STORED ROWS:

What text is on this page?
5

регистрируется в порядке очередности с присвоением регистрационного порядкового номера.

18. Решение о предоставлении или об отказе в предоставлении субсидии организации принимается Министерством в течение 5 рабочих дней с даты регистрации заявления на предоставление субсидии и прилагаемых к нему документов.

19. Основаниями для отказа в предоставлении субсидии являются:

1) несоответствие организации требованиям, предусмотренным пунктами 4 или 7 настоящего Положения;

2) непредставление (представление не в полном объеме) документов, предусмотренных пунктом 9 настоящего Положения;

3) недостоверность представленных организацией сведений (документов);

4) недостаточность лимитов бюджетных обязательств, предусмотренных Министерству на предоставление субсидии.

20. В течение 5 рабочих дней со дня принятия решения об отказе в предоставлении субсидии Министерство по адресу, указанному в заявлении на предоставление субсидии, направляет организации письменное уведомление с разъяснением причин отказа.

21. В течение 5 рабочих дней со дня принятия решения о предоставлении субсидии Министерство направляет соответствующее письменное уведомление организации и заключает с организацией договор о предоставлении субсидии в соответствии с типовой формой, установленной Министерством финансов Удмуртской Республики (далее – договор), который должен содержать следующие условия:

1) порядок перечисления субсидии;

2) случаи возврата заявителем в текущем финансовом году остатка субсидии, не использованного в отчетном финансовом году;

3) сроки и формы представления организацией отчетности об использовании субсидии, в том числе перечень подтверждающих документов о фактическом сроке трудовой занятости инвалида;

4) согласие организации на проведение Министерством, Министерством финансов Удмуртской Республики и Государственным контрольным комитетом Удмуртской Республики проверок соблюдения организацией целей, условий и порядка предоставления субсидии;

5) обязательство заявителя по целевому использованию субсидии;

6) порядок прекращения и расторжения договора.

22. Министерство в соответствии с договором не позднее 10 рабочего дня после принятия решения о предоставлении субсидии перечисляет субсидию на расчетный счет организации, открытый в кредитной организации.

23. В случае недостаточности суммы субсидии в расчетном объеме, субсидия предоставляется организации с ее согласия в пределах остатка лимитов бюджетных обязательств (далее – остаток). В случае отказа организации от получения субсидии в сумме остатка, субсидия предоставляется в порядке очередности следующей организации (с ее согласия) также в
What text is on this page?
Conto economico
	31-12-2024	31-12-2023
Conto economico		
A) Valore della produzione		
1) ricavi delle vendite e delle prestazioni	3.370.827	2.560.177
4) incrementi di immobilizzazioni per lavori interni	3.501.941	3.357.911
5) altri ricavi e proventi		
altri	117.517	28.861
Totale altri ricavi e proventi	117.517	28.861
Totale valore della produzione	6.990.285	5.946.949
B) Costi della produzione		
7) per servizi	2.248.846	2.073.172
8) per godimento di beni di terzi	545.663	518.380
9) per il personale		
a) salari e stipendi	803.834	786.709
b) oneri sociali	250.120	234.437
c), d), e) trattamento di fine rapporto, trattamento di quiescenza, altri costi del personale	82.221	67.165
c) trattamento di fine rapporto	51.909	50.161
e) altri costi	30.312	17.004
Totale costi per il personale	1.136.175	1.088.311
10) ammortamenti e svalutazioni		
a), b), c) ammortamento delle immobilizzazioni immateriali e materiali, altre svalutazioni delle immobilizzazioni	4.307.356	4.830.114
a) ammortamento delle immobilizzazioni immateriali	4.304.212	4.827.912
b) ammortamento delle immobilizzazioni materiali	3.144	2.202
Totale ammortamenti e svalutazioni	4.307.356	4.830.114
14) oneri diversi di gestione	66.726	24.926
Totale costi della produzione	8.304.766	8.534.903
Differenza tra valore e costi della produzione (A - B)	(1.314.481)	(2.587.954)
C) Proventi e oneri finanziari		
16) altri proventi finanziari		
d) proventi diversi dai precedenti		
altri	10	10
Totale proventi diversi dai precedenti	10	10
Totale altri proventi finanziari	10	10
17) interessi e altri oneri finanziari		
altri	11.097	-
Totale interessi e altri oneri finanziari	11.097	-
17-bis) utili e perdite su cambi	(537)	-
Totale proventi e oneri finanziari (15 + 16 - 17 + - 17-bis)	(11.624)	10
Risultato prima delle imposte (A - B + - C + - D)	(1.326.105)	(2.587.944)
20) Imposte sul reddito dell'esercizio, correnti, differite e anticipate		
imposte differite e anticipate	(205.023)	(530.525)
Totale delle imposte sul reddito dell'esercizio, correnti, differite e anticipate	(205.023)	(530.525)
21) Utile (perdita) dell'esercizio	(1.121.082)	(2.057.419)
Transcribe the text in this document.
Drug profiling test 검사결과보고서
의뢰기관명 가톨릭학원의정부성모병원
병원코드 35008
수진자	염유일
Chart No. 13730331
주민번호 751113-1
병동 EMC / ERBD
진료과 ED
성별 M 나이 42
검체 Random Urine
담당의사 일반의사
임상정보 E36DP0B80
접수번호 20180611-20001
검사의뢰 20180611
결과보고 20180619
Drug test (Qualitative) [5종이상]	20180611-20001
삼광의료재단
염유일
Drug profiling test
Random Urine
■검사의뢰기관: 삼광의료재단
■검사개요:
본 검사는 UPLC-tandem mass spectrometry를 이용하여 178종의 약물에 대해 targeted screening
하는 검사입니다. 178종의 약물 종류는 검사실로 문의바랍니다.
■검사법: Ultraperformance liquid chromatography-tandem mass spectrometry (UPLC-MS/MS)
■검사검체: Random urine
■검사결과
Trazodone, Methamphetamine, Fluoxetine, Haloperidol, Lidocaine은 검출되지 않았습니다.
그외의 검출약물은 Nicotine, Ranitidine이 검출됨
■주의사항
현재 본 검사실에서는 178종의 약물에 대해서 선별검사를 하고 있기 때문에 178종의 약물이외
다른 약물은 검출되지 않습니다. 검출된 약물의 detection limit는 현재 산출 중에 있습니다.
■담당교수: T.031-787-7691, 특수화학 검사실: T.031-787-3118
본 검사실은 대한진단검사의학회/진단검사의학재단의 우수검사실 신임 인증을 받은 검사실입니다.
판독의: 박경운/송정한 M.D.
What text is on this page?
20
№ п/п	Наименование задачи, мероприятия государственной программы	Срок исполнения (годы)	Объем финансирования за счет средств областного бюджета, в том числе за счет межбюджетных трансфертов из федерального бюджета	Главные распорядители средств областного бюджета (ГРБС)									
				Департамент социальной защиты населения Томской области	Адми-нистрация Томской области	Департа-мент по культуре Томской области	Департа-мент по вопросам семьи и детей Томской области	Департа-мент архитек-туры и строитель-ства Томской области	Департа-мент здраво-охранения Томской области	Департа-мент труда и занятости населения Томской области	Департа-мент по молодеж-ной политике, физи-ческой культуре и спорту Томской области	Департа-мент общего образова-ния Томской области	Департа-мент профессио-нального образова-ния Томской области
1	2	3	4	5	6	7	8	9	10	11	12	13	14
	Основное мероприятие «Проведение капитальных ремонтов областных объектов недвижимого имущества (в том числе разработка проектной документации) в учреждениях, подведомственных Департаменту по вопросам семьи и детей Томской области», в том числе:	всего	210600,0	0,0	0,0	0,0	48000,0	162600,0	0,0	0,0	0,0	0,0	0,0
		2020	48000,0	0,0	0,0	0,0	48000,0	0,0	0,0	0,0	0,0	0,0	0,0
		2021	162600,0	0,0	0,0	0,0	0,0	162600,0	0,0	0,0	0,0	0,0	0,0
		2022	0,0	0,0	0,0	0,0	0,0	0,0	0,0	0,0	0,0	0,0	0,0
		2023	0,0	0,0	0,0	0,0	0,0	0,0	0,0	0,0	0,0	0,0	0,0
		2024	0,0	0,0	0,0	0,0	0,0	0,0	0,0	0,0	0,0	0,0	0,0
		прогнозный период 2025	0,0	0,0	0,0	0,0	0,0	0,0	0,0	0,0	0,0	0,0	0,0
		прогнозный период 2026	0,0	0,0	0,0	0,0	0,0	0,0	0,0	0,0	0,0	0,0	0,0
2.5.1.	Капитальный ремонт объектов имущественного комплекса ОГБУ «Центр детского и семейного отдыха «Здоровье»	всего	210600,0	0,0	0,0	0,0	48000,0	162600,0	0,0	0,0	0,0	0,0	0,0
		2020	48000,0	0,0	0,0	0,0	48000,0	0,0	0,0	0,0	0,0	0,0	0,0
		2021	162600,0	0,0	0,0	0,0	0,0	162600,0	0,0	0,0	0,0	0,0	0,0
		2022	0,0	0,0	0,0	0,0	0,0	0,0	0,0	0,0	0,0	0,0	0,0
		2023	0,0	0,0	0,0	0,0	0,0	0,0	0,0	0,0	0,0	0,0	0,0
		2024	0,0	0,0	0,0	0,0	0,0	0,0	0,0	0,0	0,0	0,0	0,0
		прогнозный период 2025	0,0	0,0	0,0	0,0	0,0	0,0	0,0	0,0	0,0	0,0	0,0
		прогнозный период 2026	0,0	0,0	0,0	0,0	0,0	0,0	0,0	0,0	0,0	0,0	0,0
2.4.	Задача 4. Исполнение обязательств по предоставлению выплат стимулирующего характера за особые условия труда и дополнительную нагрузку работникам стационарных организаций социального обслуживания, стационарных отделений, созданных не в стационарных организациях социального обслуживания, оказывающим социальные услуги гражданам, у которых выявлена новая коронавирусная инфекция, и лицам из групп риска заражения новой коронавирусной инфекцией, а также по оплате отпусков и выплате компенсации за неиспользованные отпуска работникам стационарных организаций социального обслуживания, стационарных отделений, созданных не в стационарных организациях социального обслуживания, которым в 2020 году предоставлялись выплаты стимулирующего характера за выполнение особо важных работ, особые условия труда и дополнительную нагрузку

GOAL:
Lines that include the word "precedenti" are to be extracted from the data above.

EXPECTED ANSWER:
d) proventi diversi dai precedenti		
Totale proventi diversi dai precedenti	10	10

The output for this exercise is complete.